EXTRACTED INFORMATION -
──────────────────────────────
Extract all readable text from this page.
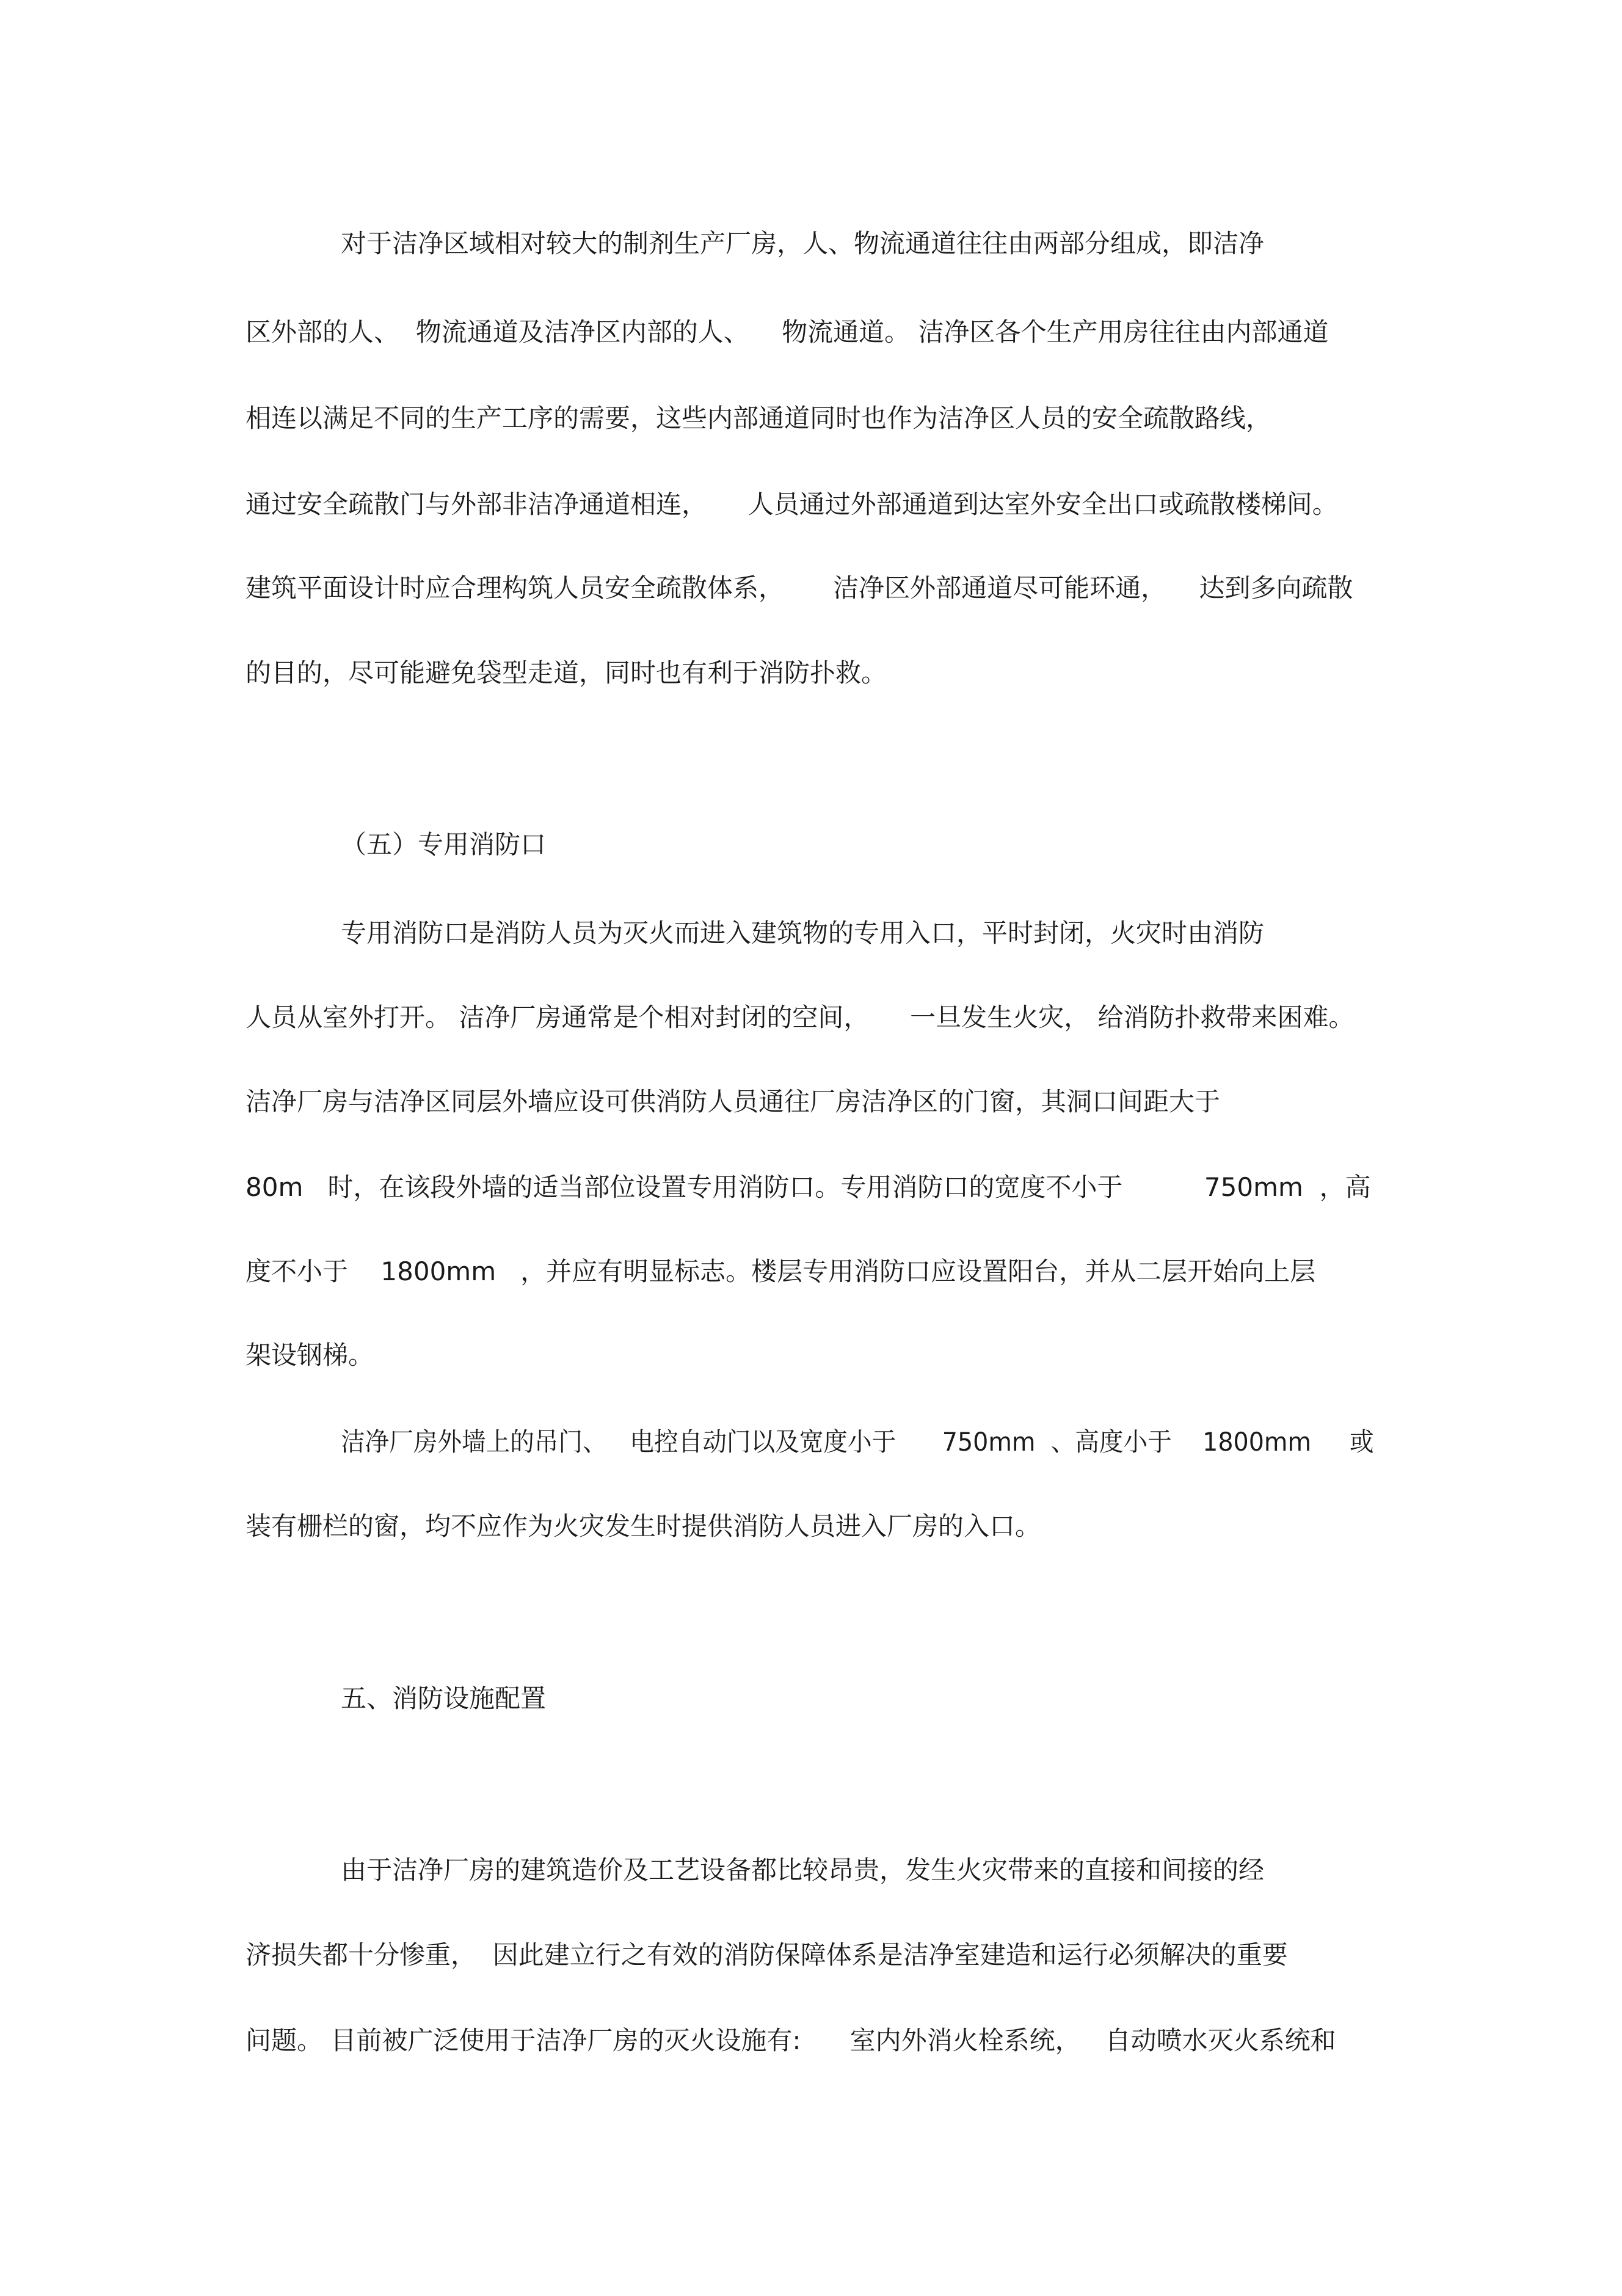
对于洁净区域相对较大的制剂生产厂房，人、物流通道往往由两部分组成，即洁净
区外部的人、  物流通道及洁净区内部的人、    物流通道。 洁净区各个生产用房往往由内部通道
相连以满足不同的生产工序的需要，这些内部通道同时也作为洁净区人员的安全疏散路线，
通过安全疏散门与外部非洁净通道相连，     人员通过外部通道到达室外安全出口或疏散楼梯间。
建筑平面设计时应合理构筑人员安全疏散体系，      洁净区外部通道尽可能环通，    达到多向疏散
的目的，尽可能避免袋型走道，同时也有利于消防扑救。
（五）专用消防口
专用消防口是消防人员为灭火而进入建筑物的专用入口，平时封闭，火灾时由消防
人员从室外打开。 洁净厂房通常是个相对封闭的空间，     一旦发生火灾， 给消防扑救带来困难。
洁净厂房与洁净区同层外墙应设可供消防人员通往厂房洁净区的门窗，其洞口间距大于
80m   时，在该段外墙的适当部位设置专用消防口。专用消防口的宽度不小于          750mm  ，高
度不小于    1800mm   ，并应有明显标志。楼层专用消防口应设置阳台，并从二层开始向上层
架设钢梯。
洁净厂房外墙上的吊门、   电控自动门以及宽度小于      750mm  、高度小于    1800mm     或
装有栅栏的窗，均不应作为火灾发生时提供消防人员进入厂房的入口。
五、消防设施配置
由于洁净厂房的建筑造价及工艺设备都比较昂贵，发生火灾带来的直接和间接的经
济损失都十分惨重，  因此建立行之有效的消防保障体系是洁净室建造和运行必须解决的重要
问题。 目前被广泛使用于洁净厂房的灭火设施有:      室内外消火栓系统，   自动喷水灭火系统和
──────────────────────────────
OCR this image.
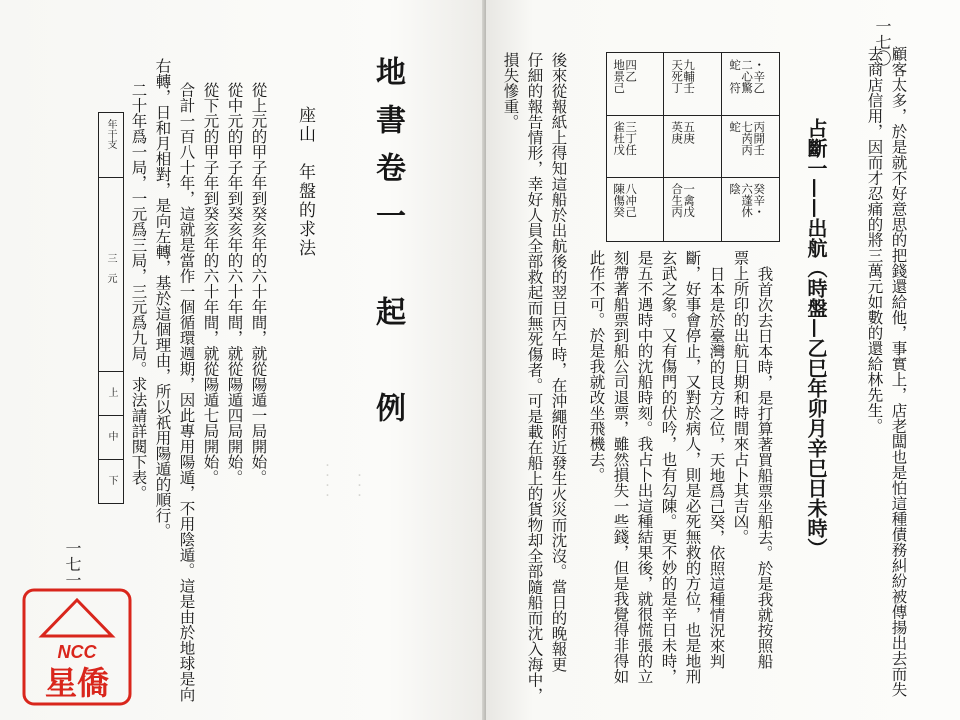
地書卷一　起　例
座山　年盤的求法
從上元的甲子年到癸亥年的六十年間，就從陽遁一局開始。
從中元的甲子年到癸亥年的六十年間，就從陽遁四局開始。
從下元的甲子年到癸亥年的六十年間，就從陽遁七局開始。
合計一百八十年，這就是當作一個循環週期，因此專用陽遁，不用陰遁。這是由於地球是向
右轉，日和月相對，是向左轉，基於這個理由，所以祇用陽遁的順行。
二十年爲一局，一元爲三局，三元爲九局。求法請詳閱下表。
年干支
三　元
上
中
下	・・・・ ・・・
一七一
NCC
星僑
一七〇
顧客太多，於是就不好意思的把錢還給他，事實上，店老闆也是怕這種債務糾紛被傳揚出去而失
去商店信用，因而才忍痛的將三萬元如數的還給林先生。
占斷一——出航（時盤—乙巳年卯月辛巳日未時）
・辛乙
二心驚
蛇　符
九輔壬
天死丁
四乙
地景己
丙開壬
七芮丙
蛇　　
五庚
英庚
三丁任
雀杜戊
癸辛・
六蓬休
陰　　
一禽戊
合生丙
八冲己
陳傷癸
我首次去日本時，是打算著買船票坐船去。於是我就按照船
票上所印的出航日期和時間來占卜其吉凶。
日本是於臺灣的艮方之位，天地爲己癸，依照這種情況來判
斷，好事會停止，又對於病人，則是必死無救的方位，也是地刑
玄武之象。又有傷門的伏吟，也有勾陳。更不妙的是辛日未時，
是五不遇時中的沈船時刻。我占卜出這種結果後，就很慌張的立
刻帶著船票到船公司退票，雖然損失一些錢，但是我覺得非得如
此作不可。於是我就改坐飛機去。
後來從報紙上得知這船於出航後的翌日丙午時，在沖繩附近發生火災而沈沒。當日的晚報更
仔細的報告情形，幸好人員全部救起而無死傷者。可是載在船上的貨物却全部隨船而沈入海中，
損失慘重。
──────────────────────────────
Search the records for the word "this". Copy every line that has it.

Extract all readable text from this page.
OCR this image.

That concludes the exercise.